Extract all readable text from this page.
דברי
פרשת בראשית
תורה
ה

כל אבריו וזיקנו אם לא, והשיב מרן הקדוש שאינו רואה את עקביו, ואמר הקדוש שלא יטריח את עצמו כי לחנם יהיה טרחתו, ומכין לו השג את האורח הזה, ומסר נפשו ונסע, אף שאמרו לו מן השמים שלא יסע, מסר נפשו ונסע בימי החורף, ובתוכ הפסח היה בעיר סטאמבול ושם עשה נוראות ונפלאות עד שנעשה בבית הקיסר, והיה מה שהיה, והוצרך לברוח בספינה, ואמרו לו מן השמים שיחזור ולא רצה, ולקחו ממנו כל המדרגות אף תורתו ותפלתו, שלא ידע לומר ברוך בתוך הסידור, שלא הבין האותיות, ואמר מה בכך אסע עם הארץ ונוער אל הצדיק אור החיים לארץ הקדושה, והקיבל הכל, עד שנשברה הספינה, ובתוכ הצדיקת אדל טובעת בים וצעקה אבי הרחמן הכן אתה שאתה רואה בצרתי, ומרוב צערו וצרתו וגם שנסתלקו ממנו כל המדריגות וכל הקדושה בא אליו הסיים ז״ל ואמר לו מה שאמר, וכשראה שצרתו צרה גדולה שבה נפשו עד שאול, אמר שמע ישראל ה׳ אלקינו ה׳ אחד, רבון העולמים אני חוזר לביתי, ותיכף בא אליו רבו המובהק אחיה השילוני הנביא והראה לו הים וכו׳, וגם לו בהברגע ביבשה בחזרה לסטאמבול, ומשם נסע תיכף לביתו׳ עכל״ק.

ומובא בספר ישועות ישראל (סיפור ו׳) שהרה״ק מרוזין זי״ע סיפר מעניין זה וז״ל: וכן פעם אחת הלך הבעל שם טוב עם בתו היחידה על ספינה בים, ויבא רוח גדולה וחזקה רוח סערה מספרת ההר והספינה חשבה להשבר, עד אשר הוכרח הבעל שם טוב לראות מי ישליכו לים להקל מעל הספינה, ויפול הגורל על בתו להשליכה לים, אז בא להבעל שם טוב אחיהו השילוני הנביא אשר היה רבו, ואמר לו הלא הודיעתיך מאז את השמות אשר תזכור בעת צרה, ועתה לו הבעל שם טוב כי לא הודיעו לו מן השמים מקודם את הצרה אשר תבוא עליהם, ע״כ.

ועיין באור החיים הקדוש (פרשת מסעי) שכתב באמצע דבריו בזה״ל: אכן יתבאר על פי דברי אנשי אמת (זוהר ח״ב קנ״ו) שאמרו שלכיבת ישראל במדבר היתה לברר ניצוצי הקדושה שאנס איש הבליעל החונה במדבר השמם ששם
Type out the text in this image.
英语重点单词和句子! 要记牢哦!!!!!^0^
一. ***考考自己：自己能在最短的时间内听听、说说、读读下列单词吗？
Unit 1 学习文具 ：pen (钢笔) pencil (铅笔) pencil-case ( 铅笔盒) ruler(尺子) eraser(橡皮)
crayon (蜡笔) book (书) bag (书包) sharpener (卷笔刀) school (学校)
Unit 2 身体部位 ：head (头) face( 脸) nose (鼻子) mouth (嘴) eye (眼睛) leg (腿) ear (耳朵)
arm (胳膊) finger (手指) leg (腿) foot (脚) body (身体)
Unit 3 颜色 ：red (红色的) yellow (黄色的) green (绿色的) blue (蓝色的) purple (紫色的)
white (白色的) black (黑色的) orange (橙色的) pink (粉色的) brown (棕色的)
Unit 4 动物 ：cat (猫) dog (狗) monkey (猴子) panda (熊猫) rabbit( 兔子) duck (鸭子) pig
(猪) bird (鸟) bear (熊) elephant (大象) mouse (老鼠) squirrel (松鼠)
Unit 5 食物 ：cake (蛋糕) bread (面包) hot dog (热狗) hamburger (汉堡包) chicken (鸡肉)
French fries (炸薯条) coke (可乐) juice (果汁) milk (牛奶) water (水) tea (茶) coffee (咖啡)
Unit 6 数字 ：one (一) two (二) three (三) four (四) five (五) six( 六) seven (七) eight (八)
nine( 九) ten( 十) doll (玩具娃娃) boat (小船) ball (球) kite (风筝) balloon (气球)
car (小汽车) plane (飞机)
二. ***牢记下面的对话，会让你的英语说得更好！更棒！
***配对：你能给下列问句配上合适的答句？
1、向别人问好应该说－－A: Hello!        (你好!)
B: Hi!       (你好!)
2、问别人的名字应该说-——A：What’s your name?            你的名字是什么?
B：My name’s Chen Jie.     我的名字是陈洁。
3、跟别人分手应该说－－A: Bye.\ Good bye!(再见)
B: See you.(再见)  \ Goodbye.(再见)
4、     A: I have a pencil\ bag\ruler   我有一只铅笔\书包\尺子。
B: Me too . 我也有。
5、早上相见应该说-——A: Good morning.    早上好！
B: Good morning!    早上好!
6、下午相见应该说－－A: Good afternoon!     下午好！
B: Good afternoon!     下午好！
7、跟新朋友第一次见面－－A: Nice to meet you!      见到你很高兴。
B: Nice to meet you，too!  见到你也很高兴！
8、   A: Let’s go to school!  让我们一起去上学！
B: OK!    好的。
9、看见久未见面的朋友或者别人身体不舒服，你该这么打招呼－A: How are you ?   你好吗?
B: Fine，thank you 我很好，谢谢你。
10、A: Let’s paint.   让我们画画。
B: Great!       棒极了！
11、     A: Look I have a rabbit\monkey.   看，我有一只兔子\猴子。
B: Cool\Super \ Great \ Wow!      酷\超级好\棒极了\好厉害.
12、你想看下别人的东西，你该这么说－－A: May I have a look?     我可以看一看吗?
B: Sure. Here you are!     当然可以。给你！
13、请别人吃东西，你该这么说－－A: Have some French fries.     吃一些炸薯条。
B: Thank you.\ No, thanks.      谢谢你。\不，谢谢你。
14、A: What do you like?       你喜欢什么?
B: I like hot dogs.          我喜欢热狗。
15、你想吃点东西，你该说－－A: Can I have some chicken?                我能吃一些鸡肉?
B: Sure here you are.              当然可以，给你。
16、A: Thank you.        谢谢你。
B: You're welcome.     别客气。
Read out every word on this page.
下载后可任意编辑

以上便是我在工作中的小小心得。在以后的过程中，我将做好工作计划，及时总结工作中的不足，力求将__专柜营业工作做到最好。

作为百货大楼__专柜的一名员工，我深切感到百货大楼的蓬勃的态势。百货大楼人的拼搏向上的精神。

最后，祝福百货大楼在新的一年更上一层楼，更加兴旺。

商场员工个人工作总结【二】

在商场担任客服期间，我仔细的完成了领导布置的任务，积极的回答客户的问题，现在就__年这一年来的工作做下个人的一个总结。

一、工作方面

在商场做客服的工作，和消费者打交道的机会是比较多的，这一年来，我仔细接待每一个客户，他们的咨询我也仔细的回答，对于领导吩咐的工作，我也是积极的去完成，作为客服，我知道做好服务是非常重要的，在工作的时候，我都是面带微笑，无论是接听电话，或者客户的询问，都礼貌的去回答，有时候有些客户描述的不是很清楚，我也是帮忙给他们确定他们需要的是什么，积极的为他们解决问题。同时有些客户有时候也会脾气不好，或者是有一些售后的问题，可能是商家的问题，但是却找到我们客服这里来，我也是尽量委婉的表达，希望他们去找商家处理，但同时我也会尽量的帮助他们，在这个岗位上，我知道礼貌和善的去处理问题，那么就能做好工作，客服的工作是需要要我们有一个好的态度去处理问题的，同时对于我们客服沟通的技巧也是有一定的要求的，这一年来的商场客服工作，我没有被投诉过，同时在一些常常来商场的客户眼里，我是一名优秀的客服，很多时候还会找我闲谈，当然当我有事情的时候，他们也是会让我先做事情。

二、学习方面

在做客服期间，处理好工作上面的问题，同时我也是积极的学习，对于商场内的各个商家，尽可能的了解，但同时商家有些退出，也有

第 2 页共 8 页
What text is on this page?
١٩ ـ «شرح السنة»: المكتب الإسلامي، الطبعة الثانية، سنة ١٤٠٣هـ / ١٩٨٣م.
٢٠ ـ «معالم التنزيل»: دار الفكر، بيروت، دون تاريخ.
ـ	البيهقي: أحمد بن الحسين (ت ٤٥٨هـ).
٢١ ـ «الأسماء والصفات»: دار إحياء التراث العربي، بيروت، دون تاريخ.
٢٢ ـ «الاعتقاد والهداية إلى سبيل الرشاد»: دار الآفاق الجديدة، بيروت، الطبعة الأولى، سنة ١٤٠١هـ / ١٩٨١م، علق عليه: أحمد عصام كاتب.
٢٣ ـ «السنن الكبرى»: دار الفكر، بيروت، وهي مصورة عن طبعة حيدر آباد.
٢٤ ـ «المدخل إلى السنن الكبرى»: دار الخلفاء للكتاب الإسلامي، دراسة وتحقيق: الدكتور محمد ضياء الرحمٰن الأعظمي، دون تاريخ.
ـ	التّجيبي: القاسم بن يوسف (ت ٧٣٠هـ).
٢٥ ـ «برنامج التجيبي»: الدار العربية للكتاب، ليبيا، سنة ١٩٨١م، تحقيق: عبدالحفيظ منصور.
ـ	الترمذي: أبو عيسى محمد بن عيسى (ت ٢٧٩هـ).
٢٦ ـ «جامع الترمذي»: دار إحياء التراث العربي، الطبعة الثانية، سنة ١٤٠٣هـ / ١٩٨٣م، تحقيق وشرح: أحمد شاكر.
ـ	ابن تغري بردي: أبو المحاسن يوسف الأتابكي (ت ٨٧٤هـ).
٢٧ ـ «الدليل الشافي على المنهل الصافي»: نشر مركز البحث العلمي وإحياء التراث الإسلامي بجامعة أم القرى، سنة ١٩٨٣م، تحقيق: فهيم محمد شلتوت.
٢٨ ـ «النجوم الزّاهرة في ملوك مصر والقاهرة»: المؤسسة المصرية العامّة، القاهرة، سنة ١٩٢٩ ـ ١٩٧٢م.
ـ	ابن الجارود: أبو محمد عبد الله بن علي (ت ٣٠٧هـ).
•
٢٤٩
---------------
SET EXERCISE:
Look over the records above and copy each line that includes the string "当然可以".

FULL SOLUTION:
B: Sure. Here you are!     当然可以。给你！
B: Sure here you are.              当然可以，给你。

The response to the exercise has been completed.